- DIRECTIONS
How many lines of the data include the string "countries"? State that number alone.

━━━ DATASET ENTRIES ━━━

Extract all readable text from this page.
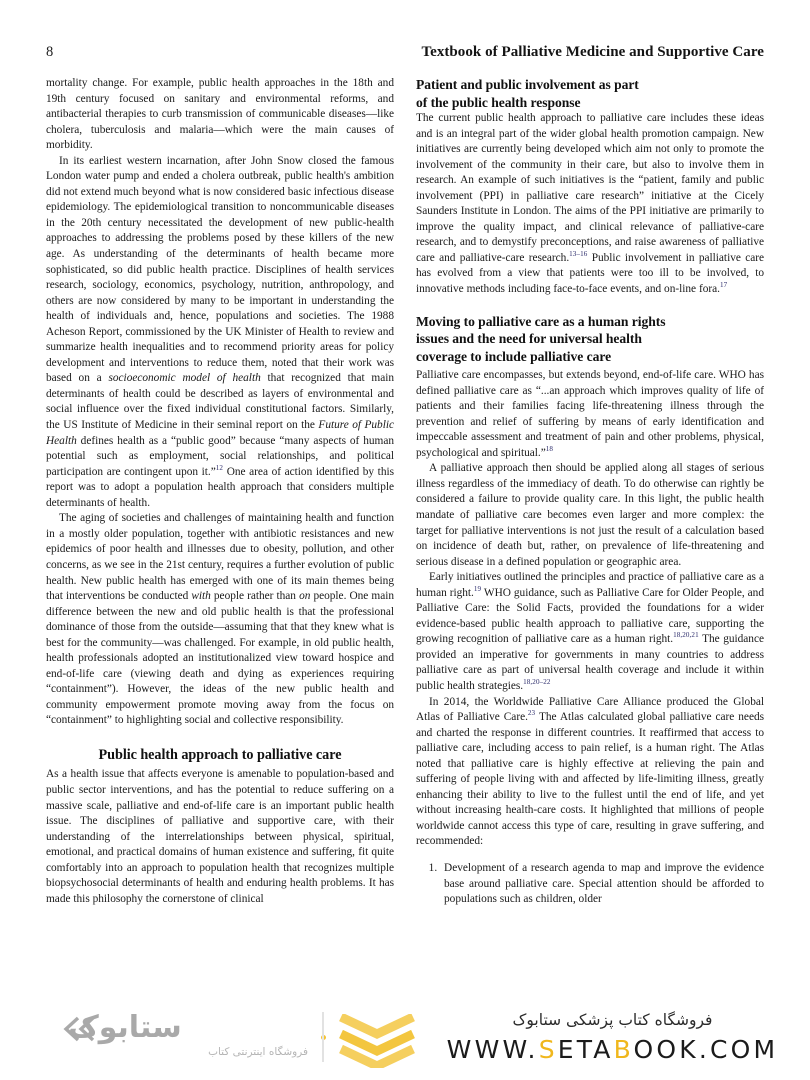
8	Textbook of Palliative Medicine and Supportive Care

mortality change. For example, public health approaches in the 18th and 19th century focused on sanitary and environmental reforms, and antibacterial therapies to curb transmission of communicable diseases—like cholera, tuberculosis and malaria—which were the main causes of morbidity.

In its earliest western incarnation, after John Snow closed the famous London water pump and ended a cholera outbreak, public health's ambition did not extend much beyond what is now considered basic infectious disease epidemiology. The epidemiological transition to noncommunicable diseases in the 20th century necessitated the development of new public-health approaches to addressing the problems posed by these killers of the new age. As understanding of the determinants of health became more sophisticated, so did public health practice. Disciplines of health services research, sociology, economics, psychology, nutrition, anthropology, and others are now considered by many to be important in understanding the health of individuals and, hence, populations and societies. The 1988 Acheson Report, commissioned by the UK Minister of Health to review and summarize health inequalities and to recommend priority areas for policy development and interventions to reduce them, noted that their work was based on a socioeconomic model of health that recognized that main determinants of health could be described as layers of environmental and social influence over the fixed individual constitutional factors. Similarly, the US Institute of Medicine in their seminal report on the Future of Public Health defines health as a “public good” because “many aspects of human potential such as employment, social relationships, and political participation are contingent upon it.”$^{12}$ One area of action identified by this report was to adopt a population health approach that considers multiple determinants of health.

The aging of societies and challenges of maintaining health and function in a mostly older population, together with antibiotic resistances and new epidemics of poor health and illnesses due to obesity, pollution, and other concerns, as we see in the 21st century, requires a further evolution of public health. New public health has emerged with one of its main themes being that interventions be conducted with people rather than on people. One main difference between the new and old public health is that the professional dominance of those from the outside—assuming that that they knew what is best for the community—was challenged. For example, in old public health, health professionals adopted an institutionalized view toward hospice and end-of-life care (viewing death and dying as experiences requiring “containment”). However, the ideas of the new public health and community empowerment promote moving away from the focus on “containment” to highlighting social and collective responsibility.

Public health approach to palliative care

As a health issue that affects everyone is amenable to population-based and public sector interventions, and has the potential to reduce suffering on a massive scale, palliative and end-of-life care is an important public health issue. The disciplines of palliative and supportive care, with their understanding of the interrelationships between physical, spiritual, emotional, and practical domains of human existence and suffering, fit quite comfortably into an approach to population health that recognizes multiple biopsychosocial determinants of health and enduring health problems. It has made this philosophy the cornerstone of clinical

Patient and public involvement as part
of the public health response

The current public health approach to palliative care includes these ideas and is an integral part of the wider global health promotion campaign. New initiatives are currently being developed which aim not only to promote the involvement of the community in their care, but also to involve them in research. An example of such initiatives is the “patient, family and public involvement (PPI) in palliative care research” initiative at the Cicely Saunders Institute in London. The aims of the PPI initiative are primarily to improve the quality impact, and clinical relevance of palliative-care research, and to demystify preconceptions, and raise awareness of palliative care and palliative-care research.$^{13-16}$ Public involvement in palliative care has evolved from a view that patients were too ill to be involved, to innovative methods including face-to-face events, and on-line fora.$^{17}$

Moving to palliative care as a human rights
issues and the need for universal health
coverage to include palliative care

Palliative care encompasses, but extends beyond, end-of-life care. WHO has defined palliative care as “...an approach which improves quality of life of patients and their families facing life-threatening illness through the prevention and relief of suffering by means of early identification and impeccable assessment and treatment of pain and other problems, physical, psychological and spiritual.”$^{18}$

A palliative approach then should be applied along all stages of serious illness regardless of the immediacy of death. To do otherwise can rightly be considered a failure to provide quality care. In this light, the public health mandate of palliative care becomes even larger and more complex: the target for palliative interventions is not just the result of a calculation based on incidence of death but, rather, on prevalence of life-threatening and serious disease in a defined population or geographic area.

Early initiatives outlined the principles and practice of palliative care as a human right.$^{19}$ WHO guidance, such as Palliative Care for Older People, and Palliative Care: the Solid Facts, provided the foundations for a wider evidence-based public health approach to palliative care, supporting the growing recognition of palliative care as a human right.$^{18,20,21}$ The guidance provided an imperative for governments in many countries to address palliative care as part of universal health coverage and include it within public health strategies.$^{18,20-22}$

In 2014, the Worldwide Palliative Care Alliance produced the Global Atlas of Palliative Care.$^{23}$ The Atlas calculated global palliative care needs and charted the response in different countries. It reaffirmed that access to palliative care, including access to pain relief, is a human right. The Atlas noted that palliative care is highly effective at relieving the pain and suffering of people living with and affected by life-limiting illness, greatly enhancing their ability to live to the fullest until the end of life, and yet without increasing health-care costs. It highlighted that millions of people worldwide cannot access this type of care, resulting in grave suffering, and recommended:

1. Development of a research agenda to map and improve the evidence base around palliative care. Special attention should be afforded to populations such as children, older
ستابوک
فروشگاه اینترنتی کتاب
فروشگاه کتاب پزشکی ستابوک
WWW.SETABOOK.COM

━━━

- EXERCISE ANSWER
2